**WHAT THE TASK ASKS**
Convert every line of the data below into a JSON list of strings, one string per line, skipping blank lines. Omit the pictures.

(Collected data)
───

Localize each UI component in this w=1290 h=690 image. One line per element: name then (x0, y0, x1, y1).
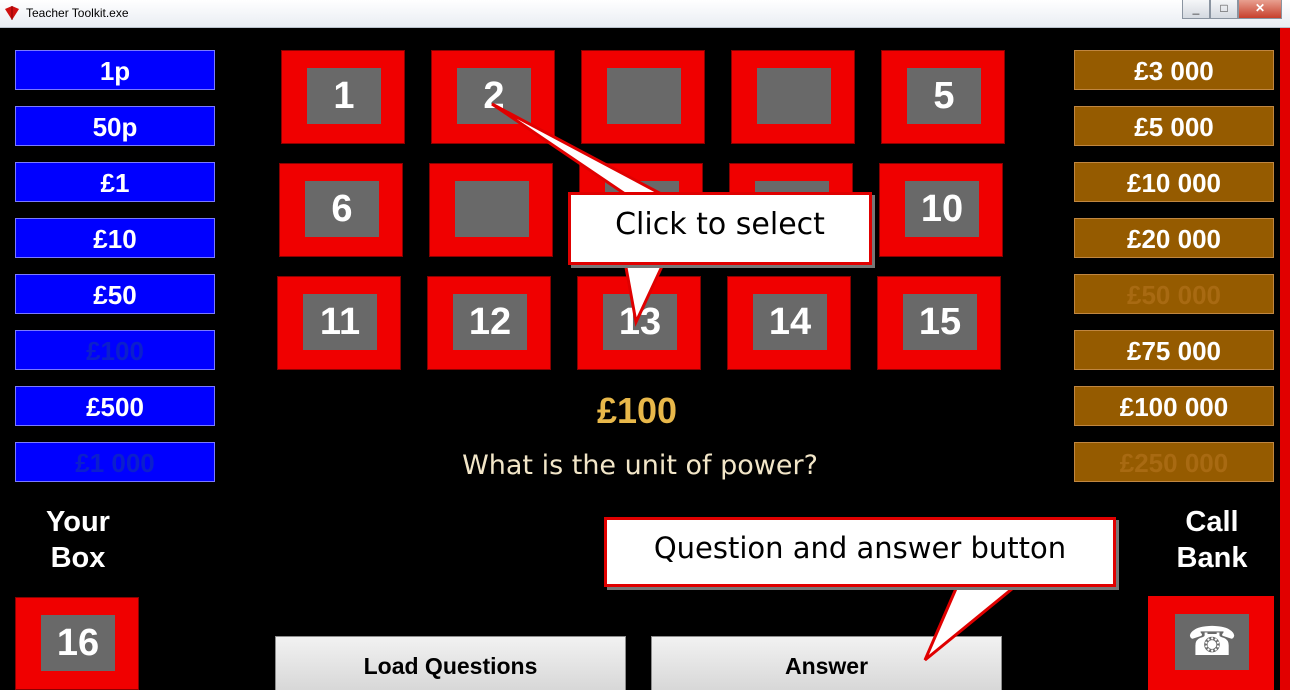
your-box-label-line1: Your (46, 506, 110, 538)
window-title: Teacher Toolkit.exe (26, 6, 129, 20)
low-value-5: £100 (15, 330, 215, 370)
box-12[interactable]: 12 (427, 276, 551, 370)
answer-button[interactable]: Answer (651, 636, 1002, 690)
high-value-6: £100 000 (1074, 386, 1274, 426)
high-value-1: £5 000 (1074, 106, 1274, 146)
box-number: 5 (907, 68, 981, 124)
box-number: 10 (905, 181, 979, 237)
low-value-4: £50 (15, 274, 215, 314)
window-frame-right (1280, 28, 1290, 690)
box-number: 15 (903, 294, 977, 350)
minimize-button[interactable]: _ (1182, 0, 1210, 19)
box-1[interactable]: 1 (281, 50, 405, 144)
maximize-button[interactable]: □ (1210, 0, 1238, 19)
telephone-icon: ☎ (1175, 614, 1249, 670)
select-callout: Click to select (568, 192, 872, 265)
low-value-3: £10 (15, 218, 215, 258)
your-box-number: 16 (41, 615, 115, 671)
box-number: 11 (303, 294, 377, 350)
box-number (757, 68, 831, 124)
box-15[interactable]: 15 (877, 276, 1001, 370)
box-number: 12 (453, 294, 527, 350)
box-number (455, 181, 529, 237)
high-value-7: £250 000 (1074, 442, 1274, 482)
low-value-0: 1p (15, 50, 215, 90)
high-value-4: £50 000 (1074, 274, 1274, 314)
low-value-6: £500 (15, 386, 215, 426)
high-value-5: £75 000 (1074, 330, 1274, 370)
box-4[interactable] (731, 50, 855, 144)
high-value-0: £3 000 (1074, 50, 1274, 90)
current-prize: £100 (596, 390, 678, 431)
box-10[interactable]: 10 (879, 163, 1003, 257)
high-value-3: £20 000 (1074, 218, 1274, 258)
box-3[interactable] (581, 50, 705, 144)
box-11[interactable]: 11 (277, 276, 401, 370)
load-questions-button[interactable]: Load Questions (275, 636, 626, 690)
your-box-label: Your Box (18, 504, 138, 576)
call-bank-label: Call Bank (1152, 504, 1272, 576)
high-value-2: £10 000 (1074, 162, 1274, 202)
your-box-label-line2: Box (50, 542, 106, 574)
app-icon (5, 6, 19, 20)
box-14[interactable]: 14 (727, 276, 851, 370)
box-number: 2 (457, 68, 531, 124)
low-value-1: 50p (15, 106, 215, 146)
box-6[interactable]: 6 (279, 163, 403, 257)
box-13[interactable]: 13 (577, 276, 701, 370)
your-box[interactable]: 16 (15, 597, 139, 690)
box-number: 6 (305, 181, 379, 237)
low-value-2: £1 (15, 162, 215, 202)
question-text: What is the unit of power? (462, 450, 818, 481)
qa-callout: Question and answer button (604, 517, 1116, 587)
window-titlebar: Teacher Toolkit.exe _ □ ✕ (0, 0, 1290, 28)
low-value-7: £1 000 (15, 442, 215, 482)
call-bank-label-line1: Call (1185, 506, 1239, 538)
box-5[interactable]: 5 (881, 50, 1005, 144)
box-number (607, 68, 681, 124)
box-number: 14 (753, 294, 827, 350)
call-bank-label-line2: Bank (1176, 542, 1248, 574)
box-number: 1 (307, 68, 381, 124)
box-2[interactable]: 2 (431, 50, 555, 144)
box-number: 13 (603, 294, 677, 350)
call-bank-button[interactable]: ☎ (1148, 596, 1274, 690)
box-7[interactable] (429, 163, 553, 257)
close-button[interactable]: ✕ (1238, 0, 1282, 19)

───

**SOLUTION TO THE PROBLEM**
[
  "Localize each UI component in this w=1290 h=690 image. One line per element: name then (x0, y0, x1, y1).",
  "your-box-label-line1: Your (46, 506, 110, 538)",
  "window-title: Teacher Toolkit.exe (26, 6, 129, 20)",
  "low-value-5: £100 (15, 330, 215, 370)",
  "box-12[interactable]: 12 (427, 276, 551, 370)",
  "answer-button[interactable]: Answer (651, 636, 1002, 690)",
  "high-value-6: £100 000 (1074, 386, 1274, 426)",
  "high-value-1: £5 000 (1074, 106, 1274, 146)",
  "box-number: 5 (907, 68, 981, 124)",
  "box-number: 10 (905, 181, 979, 237)",
  "low-value-4: £50 (15, 274, 215, 314)",
  "window-frame-right (1280, 28, 1290, 690)",
  "box-number: 15 (903, 294, 977, 350)",
  "minimize-button[interactable]: _ (1182, 0, 1210, 19)",
  "box-1[interactable]: 1 (281, 50, 405, 144)",
  "maximize-button[interactable]: □ (1210, 0, 1238, 19)",
  "telephone-icon: ☎ (1175, 614, 1249, 670)",
  "select-callout: Click to select (568, 192, 872, 265)",
  "low-value-3: £10 (15, 218, 215, 258)",
  "your-box-number: 16 (41, 615, 115, 671)",
  "box-number: 11 (303, 294, 377, 350)",
  "box-number (757, 68, 831, 124)",
  "box-15[interactable]: 15 (877, 276, 1001, 370)",
  "box-number: 12 (453, 294, 527, 350)",
  "box-number (455, 181, 529, 237)",
  "high-value-7: £250 000 (1074, 442, 1274, 482)",
  "low-value-0: 1p (15, 50, 215, 90)",
  "high-value-4: £50 000 (1074, 274, 1274, 314)",
  "low-value-6: £500 (15, 386, 215, 426)",
  "high-value-5: £75 000 (1074, 330, 1274, 370)",
  "box-4[interactable] (731, 50, 855, 144)",
  "high-value-0: £3 000 (1074, 50, 1274, 90)",
  "current-prize: £100 (596, 390, 678, 431)",
  "box-10[interactable]: 10 (879, 163, 1003, 257)",
  "high-value-3: £20 000 (1074, 218, 1274, 258)",
  "box-3[interactable] (581, 50, 705, 144)",
  "box-11[interactable]: 11 (277, 276, 401, 370)",
  "load-questions-button[interactable]: Load Questions (275, 636, 626, 690)",
  "your-box-label: Your Box (18, 504, 138, 576)",
  "call-bank-label: Call Bank (1152, 504, 1272, 576)",
  "high-value-2: £10 000 (1074, 162, 1274, 202)",
  "your-box-label-line2: Box (50, 542, 106, 574)",
  "app-icon (5, 6, 19, 20)",
  "box-14[interactable]: 14 (727, 276, 851, 370)",
  "box-number: 2 (457, 68, 531, 124)",
  "low-value-1: 50p (15, 106, 215, 146)",
  "box-6[interactable]: 6 (279, 163, 403, 257)",
  "box-13[interactable]: 13 (577, 276, 701, 370)",
  "your-box[interactable]: 16 (15, 597, 139, 690)",
  "box-number: 6 (305, 181, 379, 237)",
  "low-value-2: £1 (15, 162, 215, 202)",
  "question-text: What is the unit of power? (462, 450, 818, 481)",
  "qa-callout: Question and answer button (604, 517, 1116, 587)",
  "window-titlebar: Teacher Toolkit.exe _ □ ✕ (0, 0, 1290, 28)",
  "low-value-7: £1 000 (15, 442, 215, 482)",
  "call-bank-label-line1: Call (1185, 506, 1239, 538)",
  "box-5[interactable]: 5 (881, 50, 1005, 144)",
  "box-number (607, 68, 681, 124)",
  "box-number: 14 (753, 294, 827, 350)",
  "call-bank-label-line2: Bank (1176, 542, 1248, 574)",
  "box-number: 1 (307, 68, 381, 124)",
  "box-2[interactable]: 2 (431, 50, 555, 144)",
  "box-number: 13 (603, 294, 677, 350)",
  "call-bank-button[interactable]: ☎ (1148, 596, 1274, 690)",
  "box-7[interactable] (429, 163, 553, 257)",
  "close-button[interactable]: ✕ (1238, 0, 1282, 19)"
]